(Dataset records)

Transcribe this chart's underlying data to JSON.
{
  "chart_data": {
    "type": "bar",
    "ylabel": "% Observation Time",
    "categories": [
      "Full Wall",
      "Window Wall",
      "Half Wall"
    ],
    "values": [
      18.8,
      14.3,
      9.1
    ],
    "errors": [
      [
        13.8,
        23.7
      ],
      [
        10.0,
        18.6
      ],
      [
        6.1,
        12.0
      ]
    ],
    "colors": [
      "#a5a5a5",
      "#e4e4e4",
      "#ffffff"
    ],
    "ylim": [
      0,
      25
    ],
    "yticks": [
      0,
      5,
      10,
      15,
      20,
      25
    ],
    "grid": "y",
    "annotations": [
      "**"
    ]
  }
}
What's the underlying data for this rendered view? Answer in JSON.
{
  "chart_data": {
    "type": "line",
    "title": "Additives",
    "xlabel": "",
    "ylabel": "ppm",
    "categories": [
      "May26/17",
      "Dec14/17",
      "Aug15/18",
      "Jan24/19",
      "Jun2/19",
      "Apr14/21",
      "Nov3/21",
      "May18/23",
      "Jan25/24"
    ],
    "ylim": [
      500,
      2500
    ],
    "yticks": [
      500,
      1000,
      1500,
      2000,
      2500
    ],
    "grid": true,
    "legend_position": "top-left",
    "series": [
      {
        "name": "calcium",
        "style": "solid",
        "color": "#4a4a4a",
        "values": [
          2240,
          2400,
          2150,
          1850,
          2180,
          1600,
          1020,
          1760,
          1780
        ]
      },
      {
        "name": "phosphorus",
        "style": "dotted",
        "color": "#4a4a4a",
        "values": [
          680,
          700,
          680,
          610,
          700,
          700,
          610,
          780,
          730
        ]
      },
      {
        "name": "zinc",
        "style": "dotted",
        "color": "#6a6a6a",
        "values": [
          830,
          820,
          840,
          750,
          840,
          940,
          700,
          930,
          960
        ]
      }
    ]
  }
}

Problem - Please list every line of the records that contains "ylabel".

Answer to the exercise -
    "ylabel": "% Observation Time",
    "ylabel": "ppm",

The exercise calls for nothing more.